** Directive **
Check each line of the material below for the string "rules", then report how many lines have it, and nothing else.

** Provided records **
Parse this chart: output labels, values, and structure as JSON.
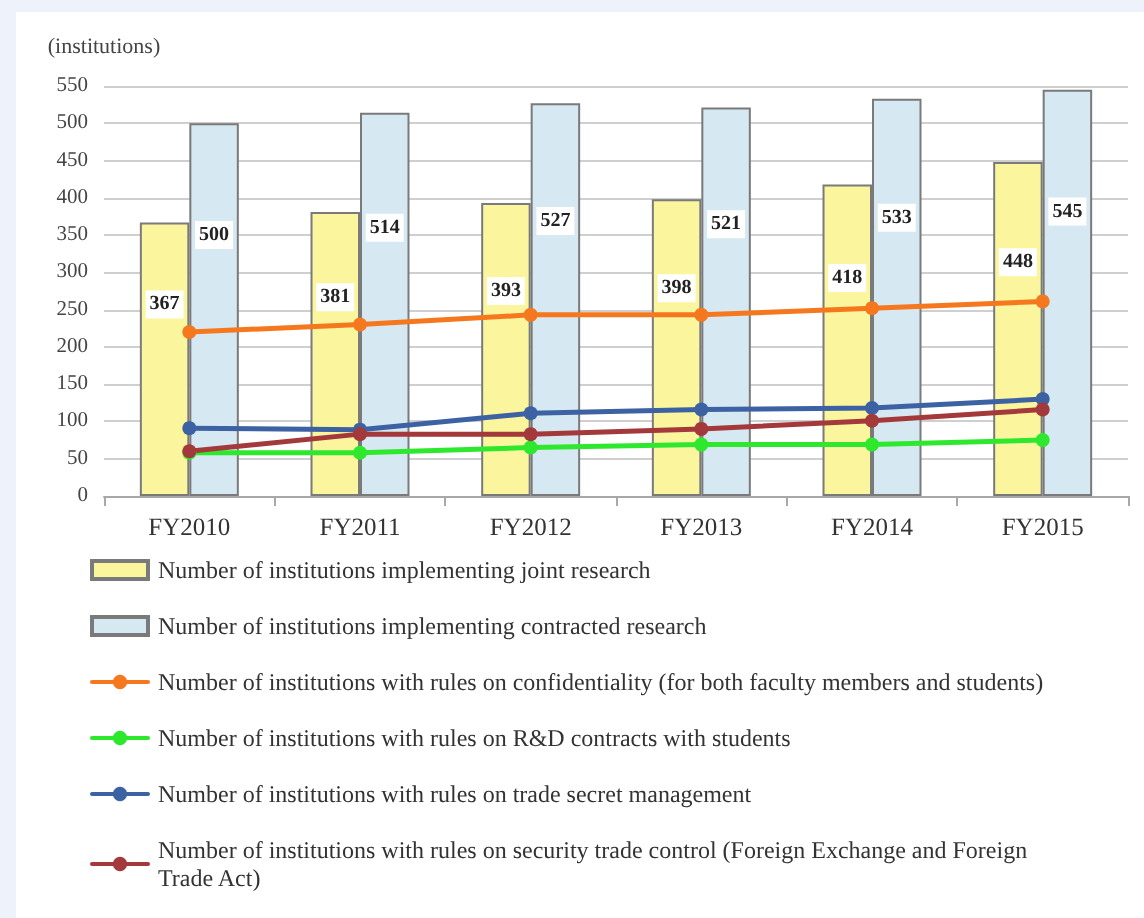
{
  "chart_data": {
    "type": "bar",
    "ylabel": "(institutions)",
    "categories": [
      "FY2010",
      "FY2011",
      "FY2012",
      "FY2013",
      "FY2014",
      "FY2015"
    ],
    "series": [
      {
        "name": "Number of institutions implementing joint research",
        "color": "#fbf59e",
        "values": [
          367,
          381,
          393,
          398,
          418,
          448
        ],
        "value_labels": [
          "367",
          "381",
          "393",
          "398",
          "418",
          "448"
        ]
      },
      {
        "name": "Number of institutions implementing contracted research",
        "color": "#d6e8f1",
        "values": [
          500,
          514,
          527,
          521,
          533,
          545
        ],
        "value_labels": [
          "500",
          "514",
          "527",
          "521",
          "533",
          "545"
        ]
      },
      {
        "name": "Number of institutions with rules on confidentiality (for both faculty members and students)",
        "type": "line",
        "color": "#f5781e",
        "values": [
          220,
          230,
          243,
          243,
          252,
          261
        ]
      },
      {
        "name": "Number of institutions with rules on R&D contracts with students",
        "type": "line",
        "color": "#2ee82e",
        "values": [
          58,
          58,
          65,
          69,
          69,
          75
        ]
      },
      {
        "name": "Number of institutions with rules on trade secret management",
        "type": "line",
        "color": "#3d62a3",
        "values": [
          91,
          89,
          111,
          116,
          118,
          130
        ]
      },
      {
        "name": "Number of institutions with rules on security trade control (Foreign Exchange and Foreign Trade Act)",
        "type": "line",
        "color": "#a3393b",
        "values": [
          60,
          83,
          83,
          90,
          101,
          116
        ]
      }
    ],
    "ylim": [
      0,
      550
    ],
    "yticks": [
      0,
      50,
      100,
      150,
      200,
      250,
      300,
      350,
      400,
      450,
      500,
      550
    ],
    "grid": "y",
    "legend": "bottom",
    "marker": "circle"
  }
}
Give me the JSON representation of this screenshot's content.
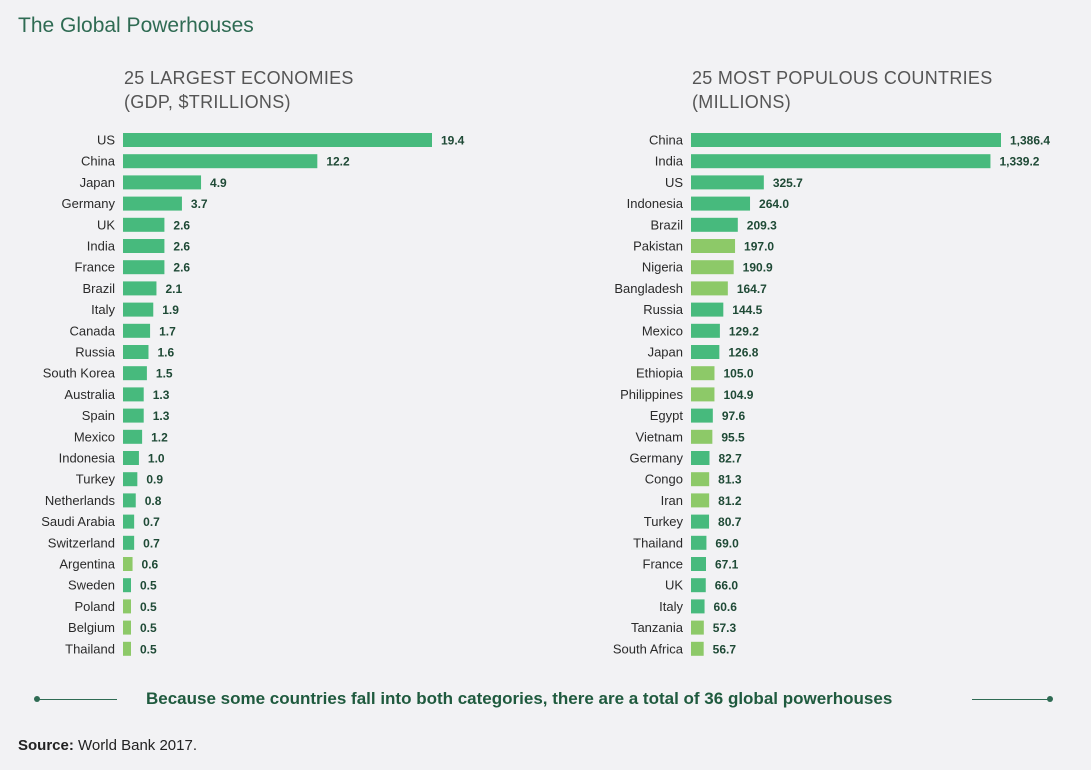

** In response **
4